▸ **Instruction**
Find each line holding "this" and copy it out.

▸ **Material provided**
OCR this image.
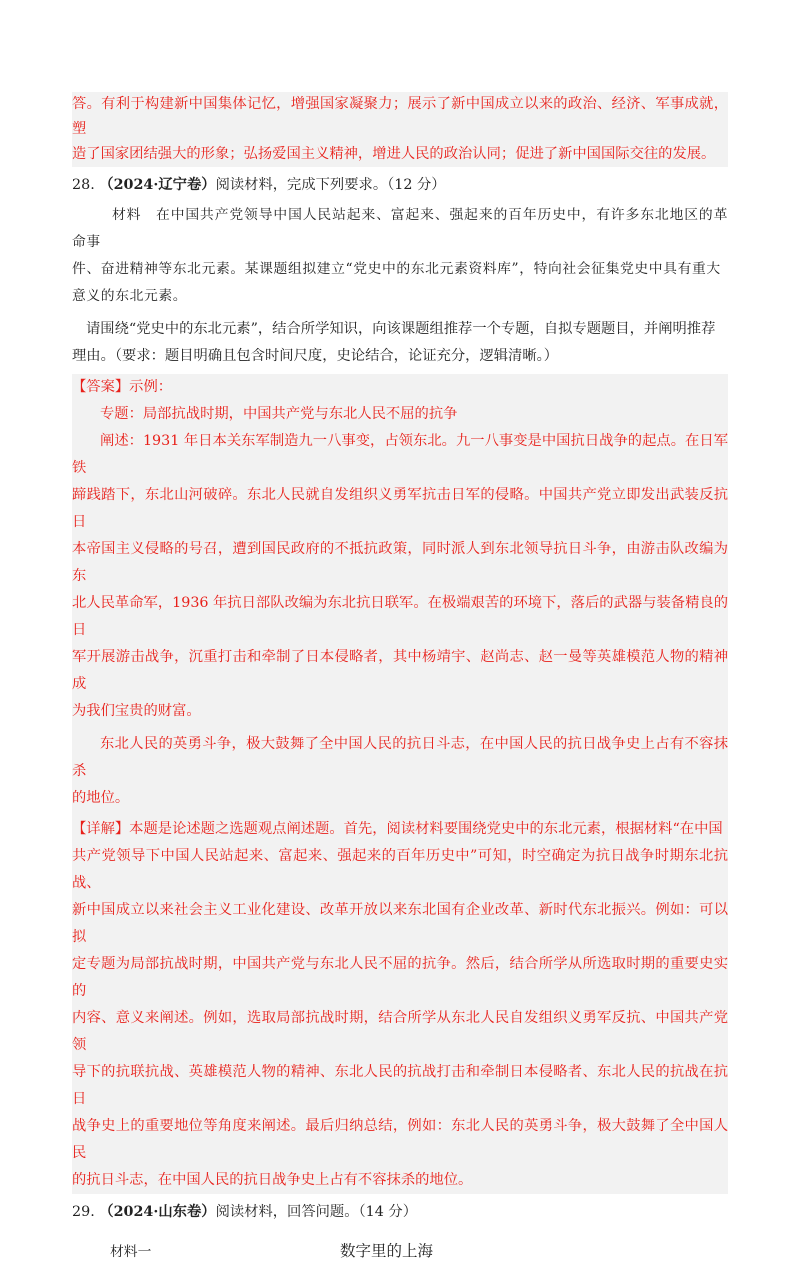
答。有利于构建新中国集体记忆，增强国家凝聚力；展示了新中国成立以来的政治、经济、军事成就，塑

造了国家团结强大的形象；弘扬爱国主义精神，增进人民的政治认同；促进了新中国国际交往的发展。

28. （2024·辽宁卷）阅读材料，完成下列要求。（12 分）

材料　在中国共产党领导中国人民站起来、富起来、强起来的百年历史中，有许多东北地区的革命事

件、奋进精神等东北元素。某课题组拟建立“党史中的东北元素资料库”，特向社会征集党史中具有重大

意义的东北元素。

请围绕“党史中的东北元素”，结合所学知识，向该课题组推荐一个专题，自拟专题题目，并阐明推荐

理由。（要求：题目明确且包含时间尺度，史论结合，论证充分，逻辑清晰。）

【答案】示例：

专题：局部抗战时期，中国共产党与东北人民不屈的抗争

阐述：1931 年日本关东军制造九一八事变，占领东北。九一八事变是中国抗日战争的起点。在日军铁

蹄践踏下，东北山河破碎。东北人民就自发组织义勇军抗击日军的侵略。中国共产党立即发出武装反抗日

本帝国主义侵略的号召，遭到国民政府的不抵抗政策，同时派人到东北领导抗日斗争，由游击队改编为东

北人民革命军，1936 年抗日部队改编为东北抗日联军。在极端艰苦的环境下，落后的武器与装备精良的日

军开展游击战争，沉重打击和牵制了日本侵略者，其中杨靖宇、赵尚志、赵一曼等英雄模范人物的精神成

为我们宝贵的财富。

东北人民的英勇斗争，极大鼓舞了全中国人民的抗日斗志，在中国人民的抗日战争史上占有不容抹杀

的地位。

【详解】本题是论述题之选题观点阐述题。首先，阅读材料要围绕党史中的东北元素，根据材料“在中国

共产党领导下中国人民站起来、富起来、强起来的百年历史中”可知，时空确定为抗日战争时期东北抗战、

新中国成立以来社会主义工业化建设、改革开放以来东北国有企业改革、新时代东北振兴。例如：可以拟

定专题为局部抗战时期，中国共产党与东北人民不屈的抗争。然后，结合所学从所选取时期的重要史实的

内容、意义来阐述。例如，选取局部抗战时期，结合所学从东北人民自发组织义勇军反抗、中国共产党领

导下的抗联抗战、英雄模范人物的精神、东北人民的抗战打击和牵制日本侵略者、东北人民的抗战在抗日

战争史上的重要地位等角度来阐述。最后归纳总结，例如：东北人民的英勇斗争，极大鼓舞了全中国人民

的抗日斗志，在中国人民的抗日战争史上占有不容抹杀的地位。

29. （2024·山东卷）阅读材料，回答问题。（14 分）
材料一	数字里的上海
* * *
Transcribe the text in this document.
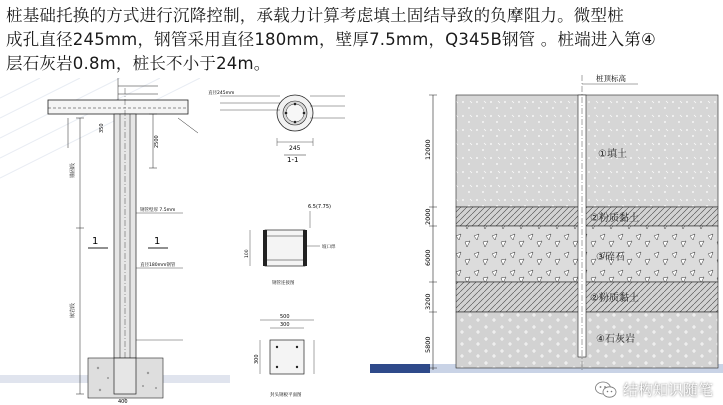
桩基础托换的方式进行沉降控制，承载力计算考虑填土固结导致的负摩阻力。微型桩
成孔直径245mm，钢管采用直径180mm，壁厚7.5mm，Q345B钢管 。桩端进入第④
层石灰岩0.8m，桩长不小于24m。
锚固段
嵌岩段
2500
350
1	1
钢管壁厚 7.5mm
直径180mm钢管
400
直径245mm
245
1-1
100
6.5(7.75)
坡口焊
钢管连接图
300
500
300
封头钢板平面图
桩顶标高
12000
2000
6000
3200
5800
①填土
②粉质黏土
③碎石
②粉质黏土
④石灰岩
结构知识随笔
--
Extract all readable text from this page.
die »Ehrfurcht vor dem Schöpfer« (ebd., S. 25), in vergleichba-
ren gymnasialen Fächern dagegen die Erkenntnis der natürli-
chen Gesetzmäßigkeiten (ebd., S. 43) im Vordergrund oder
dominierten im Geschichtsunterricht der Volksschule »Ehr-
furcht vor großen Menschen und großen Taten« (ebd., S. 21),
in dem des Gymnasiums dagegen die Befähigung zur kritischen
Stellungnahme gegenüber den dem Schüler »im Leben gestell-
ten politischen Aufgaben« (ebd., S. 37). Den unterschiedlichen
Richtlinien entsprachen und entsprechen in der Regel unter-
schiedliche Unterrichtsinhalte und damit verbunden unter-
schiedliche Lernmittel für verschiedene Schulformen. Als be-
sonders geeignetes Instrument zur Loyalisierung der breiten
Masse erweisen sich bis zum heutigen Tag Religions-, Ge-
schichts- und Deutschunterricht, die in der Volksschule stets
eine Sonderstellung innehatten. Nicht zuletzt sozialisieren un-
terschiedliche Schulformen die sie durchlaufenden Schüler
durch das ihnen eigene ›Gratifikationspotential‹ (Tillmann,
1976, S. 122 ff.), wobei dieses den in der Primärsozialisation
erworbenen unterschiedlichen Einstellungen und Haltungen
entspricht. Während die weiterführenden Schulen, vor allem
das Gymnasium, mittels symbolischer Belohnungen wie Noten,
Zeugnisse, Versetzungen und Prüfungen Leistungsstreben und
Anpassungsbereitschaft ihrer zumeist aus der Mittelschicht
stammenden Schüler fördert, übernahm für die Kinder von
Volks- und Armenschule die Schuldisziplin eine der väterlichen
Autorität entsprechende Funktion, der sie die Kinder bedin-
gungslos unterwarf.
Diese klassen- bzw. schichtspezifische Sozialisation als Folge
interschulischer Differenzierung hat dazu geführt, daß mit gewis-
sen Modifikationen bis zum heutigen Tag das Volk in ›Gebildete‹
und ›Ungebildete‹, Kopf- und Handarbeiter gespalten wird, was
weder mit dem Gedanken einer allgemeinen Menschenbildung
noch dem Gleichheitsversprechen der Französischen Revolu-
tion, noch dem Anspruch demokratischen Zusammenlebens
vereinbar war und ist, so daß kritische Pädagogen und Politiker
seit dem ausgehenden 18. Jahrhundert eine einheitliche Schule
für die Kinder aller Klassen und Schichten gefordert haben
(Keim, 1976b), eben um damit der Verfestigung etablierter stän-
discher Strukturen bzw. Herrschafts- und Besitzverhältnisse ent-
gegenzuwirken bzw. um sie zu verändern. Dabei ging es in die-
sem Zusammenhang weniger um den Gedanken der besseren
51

▸ **The output**
OCR this image.
Transcribe the text in this document.
Extract all readable text from this page.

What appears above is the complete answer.